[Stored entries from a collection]
========
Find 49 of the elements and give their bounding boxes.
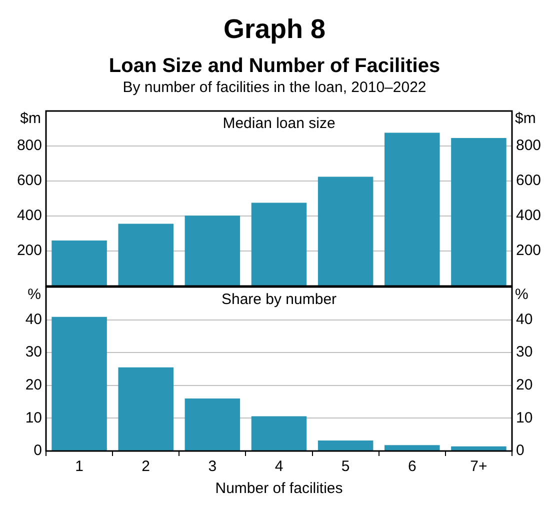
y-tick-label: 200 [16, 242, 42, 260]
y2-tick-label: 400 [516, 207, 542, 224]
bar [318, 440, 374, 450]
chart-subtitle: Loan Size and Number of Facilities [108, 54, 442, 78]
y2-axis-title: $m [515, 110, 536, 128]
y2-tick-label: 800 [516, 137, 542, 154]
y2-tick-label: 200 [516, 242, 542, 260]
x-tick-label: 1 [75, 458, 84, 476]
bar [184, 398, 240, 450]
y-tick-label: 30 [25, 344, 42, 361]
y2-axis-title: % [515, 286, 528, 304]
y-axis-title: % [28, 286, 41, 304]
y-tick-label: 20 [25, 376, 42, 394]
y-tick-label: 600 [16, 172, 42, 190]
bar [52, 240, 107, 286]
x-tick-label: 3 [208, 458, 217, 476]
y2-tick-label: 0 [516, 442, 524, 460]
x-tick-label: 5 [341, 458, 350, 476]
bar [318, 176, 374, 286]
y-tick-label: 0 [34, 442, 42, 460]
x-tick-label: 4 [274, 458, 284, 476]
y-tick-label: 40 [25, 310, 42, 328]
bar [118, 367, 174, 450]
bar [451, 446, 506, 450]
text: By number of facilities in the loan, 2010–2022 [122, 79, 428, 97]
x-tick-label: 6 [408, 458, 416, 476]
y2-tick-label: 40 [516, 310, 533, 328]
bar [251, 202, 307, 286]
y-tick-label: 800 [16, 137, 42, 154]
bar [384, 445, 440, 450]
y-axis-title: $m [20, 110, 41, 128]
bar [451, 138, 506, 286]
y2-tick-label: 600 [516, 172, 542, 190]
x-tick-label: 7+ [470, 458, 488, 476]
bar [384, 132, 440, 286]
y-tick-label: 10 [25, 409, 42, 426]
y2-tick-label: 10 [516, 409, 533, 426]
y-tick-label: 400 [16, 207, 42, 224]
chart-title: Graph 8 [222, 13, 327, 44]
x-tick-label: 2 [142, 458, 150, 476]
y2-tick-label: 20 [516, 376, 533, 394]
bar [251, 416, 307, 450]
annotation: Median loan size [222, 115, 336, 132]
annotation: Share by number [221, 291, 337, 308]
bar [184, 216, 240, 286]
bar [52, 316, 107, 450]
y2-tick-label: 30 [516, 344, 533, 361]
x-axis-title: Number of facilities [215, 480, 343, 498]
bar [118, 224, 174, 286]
========
| WORK INSTRUCTIONS |
Please transcribe every entry above word for word, leaving out the pictures.

| FULL ANSWER |
Find 49 of the elements and give their bounding boxes.
y-tick-label: 200 [16, 242, 42, 260]
y2-tick-label: 400 [516, 207, 542, 224]
bar [318, 440, 374, 450]
chart-subtitle: Loan Size and Number of Facilities [108, 54, 442, 78]
y2-axis-title: $m [515, 110, 536, 128]
y2-tick-label: 800 [516, 137, 542, 154]
y2-tick-label: 200 [516, 242, 542, 260]
x-tick-label: 1 [75, 458, 84, 476]
bar [184, 398, 240, 450]
y-tick-label: 30 [25, 344, 42, 361]
y2-axis-title: % [515, 286, 528, 304]
y-axis-title: % [28, 286, 41, 304]
y-tick-label: 20 [25, 376, 42, 394]
y-tick-label: 600 [16, 172, 42, 190]
bar [52, 240, 107, 286]
x-tick-label: 3 [208, 458, 217, 476]
y2-tick-label: 0 [516, 442, 524, 460]
x-tick-label: 5 [341, 458, 350, 476]
bar [318, 176, 374, 286]
y-tick-label: 0 [34, 442, 42, 460]
x-tick-label: 4 [274, 458, 284, 476]
y-tick-label: 40 [25, 310, 42, 328]
bar [118, 367, 174, 450]
bar [451, 446, 506, 450]
text: By number of facilities in the loan, 2010–2022 [122, 79, 428, 97]
x-tick-label: 6 [408, 458, 416, 476]
y2-tick-label: 40 [516, 310, 533, 328]
bar [251, 202, 307, 286]
y-tick-label: 800 [16, 137, 42, 154]
bar [384, 445, 440, 450]
y-axis-title: $m [20, 110, 41, 128]
bar [451, 138, 506, 286]
y2-tick-label: 600 [516, 172, 542, 190]
x-tick-label: 7+ [470, 458, 488, 476]
bar [384, 132, 440, 286]
y-tick-label: 10 [25, 409, 42, 426]
y2-tick-label: 10 [516, 409, 533, 426]
y-tick-label: 400 [16, 207, 42, 224]
chart-title: Graph 8 [222, 13, 327, 44]
x-tick-label: 2 [142, 458, 150, 476]
y2-tick-label: 20 [516, 376, 533, 394]
bar [251, 416, 307, 450]
annotation: Median loan size [222, 115, 336, 132]
annotation: Share by number [221, 291, 337, 308]
bar [184, 216, 240, 286]
bar [52, 316, 107, 450]
y2-tick-label: 30 [516, 344, 533, 361]
x-axis-title: Number of facilities [215, 480, 343, 498]
bar [118, 224, 174, 286]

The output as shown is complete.